**** Data entries ****

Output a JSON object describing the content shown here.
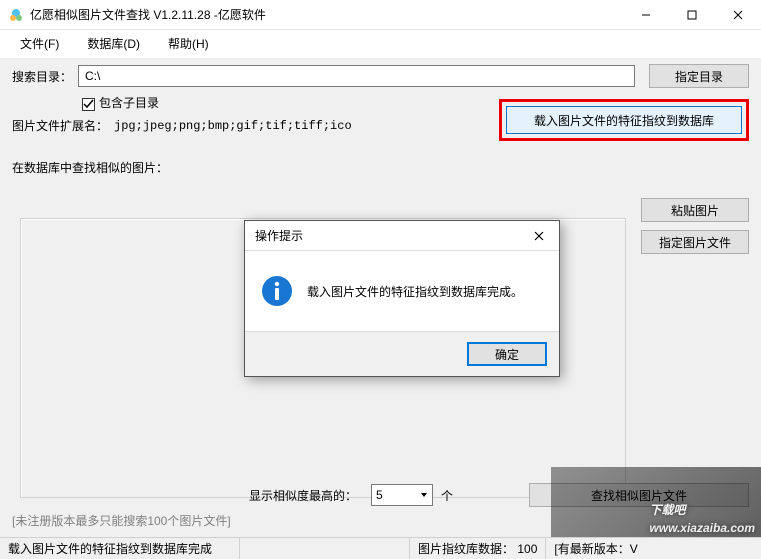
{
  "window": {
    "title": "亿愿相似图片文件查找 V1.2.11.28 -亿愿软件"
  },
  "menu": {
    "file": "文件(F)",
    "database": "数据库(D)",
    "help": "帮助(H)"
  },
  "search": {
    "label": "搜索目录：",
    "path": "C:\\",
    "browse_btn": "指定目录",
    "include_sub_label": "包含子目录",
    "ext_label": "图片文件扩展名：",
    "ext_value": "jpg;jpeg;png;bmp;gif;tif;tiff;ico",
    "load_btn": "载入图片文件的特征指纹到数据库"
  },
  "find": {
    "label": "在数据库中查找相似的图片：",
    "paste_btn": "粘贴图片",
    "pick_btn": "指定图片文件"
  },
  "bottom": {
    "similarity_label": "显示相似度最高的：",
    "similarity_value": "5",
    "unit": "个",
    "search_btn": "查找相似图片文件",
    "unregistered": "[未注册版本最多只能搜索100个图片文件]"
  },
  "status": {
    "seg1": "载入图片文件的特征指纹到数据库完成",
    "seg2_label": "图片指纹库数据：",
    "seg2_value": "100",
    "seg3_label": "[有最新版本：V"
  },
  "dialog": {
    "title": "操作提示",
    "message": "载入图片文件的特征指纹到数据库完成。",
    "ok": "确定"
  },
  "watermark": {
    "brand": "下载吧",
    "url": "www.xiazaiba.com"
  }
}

****
**** Data entries ****

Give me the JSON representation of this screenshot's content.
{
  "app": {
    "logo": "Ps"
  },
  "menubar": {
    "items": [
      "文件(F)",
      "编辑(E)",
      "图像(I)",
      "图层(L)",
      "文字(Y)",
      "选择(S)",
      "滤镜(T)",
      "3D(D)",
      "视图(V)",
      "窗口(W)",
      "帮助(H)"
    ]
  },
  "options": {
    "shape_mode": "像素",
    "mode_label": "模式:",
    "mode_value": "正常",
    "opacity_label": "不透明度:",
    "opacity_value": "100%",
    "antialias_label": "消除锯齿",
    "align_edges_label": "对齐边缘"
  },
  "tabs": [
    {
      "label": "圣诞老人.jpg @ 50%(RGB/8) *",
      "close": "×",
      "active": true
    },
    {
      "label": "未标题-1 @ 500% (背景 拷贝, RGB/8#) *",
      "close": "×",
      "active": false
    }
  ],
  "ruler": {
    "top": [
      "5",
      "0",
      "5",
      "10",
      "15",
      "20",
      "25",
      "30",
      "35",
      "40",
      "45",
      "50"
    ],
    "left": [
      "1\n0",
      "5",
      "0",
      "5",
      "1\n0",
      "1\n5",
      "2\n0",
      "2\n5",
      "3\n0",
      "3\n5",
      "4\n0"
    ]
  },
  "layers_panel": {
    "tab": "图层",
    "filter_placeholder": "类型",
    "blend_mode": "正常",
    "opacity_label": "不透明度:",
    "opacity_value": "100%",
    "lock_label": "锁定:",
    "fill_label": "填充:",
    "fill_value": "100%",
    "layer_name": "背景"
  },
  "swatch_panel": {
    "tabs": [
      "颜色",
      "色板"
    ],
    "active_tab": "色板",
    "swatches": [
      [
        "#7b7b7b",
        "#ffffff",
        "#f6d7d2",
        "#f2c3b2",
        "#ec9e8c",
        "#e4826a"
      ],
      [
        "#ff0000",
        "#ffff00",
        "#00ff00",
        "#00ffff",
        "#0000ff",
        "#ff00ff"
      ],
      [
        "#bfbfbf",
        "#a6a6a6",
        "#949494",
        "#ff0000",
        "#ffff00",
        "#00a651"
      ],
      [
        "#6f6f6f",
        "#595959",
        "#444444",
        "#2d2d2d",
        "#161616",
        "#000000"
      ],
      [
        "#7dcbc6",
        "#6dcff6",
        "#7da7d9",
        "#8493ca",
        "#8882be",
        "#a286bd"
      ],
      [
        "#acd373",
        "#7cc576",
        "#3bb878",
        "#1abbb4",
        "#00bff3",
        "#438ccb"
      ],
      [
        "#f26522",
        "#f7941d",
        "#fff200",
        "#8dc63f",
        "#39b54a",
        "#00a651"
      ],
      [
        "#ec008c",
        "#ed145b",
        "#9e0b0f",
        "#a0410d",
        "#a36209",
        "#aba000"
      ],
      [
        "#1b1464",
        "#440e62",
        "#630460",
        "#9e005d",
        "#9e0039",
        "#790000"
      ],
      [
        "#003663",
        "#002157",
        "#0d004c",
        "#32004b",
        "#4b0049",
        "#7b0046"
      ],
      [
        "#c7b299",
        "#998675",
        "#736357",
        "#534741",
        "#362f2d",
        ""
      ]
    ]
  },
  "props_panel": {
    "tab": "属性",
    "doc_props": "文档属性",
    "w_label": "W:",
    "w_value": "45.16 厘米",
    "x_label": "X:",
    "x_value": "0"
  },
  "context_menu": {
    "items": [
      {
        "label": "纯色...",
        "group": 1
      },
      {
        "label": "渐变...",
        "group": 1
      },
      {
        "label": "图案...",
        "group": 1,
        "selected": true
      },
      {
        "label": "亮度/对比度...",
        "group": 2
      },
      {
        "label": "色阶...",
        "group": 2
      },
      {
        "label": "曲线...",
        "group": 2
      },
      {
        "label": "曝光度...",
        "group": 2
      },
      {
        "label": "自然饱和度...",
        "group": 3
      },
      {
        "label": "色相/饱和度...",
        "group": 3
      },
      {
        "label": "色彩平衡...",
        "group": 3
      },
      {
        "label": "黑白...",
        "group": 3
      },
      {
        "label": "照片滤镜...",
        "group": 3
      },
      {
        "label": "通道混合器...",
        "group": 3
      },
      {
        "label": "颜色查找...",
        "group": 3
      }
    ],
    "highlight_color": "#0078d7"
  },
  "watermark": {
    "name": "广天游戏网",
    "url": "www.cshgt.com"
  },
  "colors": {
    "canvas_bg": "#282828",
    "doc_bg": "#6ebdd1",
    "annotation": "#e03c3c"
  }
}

****

Written task: Where does the word "content" appear? Return each line that holds it.

Solution:
Output a JSON object describing the content shown here.
Give me the JSON representation of this screenshot's content.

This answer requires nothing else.